======== Material provided ========

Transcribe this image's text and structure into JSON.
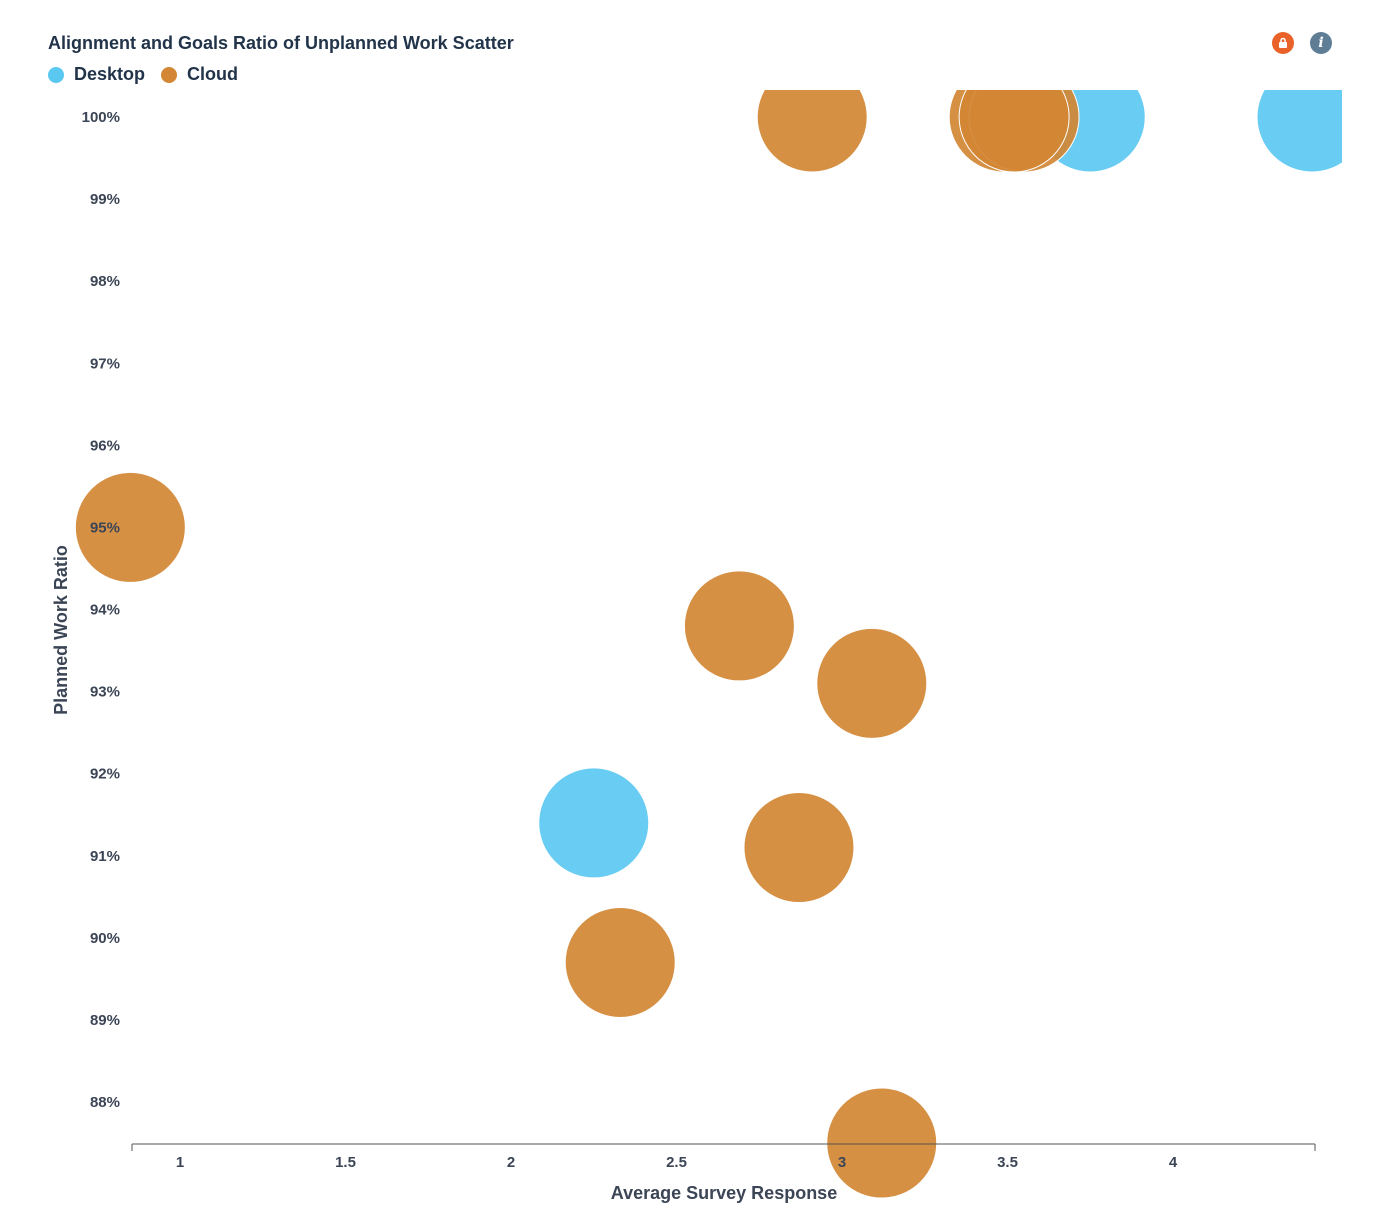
{
  "header": {
    "title": "Alignment and Goals Ratio of Unplanned Work Scatter",
    "alert_icon": "alert-icon",
    "info_icon": "info-icon",
    "info_glyph": "i"
  },
  "chart_data": {
    "type": "scatter",
    "title": "Alignment and Goals Ratio of Unplanned Work Scatter",
    "xlabel": "Average Survey Response",
    "ylabel": "Planned Work Ratio",
    "xlim": [
      0.85,
      4.42
    ],
    "ylim": [
      87.5,
      100.3
    ],
    "x_ticks": [
      1,
      1.5,
      2,
      2.5,
      3,
      3.5,
      4
    ],
    "x_tick_labels": [
      "1",
      "1.5",
      "2",
      "2.5",
      "3",
      "3.5",
      "4"
    ],
    "y_ticks": [
      88,
      89,
      90,
      91,
      92,
      93,
      94,
      95,
      96,
      97,
      98,
      99,
      100
    ],
    "y_tick_labels": [
      "88%",
      "89%",
      "90%",
      "91%",
      "92%",
      "93%",
      "94%",
      "95%",
      "96%",
      "97%",
      "98%",
      "99%",
      "100%"
    ],
    "legend_position": "top-left",
    "series": [
      {
        "name": "Desktop",
        "color": "#5bc8f2",
        "points": [
          {
            "x": 3.75,
            "y": 100
          },
          {
            "x": 4.42,
            "y": 100
          },
          {
            "x": 2.25,
            "y": 91.4
          }
        ]
      },
      {
        "name": "Cloud",
        "color": "#d38734",
        "points": [
          {
            "x": 2.91,
            "y": 100
          },
          {
            "x": 3.49,
            "y": 100
          },
          {
            "x": 3.55,
            "y": 100
          },
          {
            "x": 3.52,
            "y": 100
          },
          {
            "x": 0.85,
            "y": 95
          },
          {
            "x": 2.69,
            "y": 93.8
          },
          {
            "x": 3.09,
            "y": 93.1
          },
          {
            "x": 2.87,
            "y": 91.1
          },
          {
            "x": 2.33,
            "y": 89.7
          },
          {
            "x": 3.12,
            "y": 87.5
          }
        ]
      }
    ]
  }
}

========

Task instructions |
Keep the pictures out of the copy and return the rest of the data above exactly.

Finished answer |
Transcribe this image's text and structure into JSON.
{
  "header": {
    "title": "Alignment and Goals Ratio of Unplanned Work Scatter",
    "alert_icon": "alert-icon",
    "info_icon": "info-icon",
    "info_glyph": "i"
  },
  "chart_data": {
    "type": "scatter",
    "title": "Alignment and Goals Ratio of Unplanned Work Scatter",
    "xlabel": "Average Survey Response",
    "ylabel": "Planned Work Ratio",
    "xlim": [
      0.85,
      4.42
    ],
    "ylim": [
      87.5,
      100.3
    ],
    "x_ticks": [
      1,
      1.5,
      2,
      2.5,
      3,
      3.5,
      4
    ],
    "x_tick_labels": [
      "1",
      "1.5",
      "2",
      "2.5",
      "3",
      "3.5",
      "4"
    ],
    "y_ticks": [
      88,
      89,
      90,
      91,
      92,
      93,
      94,
      95,
      96,
      97,
      98,
      99,
      100
    ],
    "y_tick_labels": [
      "88%",
      "89%",
      "90%",
      "91%",
      "92%",
      "93%",
      "94%",
      "95%",
      "96%",
      "97%",
      "98%",
      "99%",
      "100%"
    ],
    "legend_position": "top-left",
    "series": [
      {
        "name": "Desktop",
        "color": "#5bc8f2",
        "points": [
          {
            "x": 3.75,
            "y": 100
          },
          {
            "x": 4.42,
            "y": 100
          },
          {
            "x": 2.25,
            "y": 91.4
          }
        ]
      },
      {
        "name": "Cloud",
        "color": "#d38734",
        "points": [
          {
            "x": 2.91,
            "y": 100
          },
          {
            "x": 3.49,
            "y": 100
          },
          {
            "x": 3.55,
            "y": 100
          },
          {
            "x": 3.52,
            "y": 100
          },
          {
            "x": 0.85,
            "y": 95
          },
          {
            "x": 2.69,
            "y": 93.8
          },
          {
            "x": 3.09,
            "y": 93.1
          },
          {
            "x": 2.87,
            "y": 91.1
          },
          {
            "x": 2.33,
            "y": 89.7
          },
          {
            "x": 3.12,
            "y": 87.5
          }
        ]
      }
    ]
  }
}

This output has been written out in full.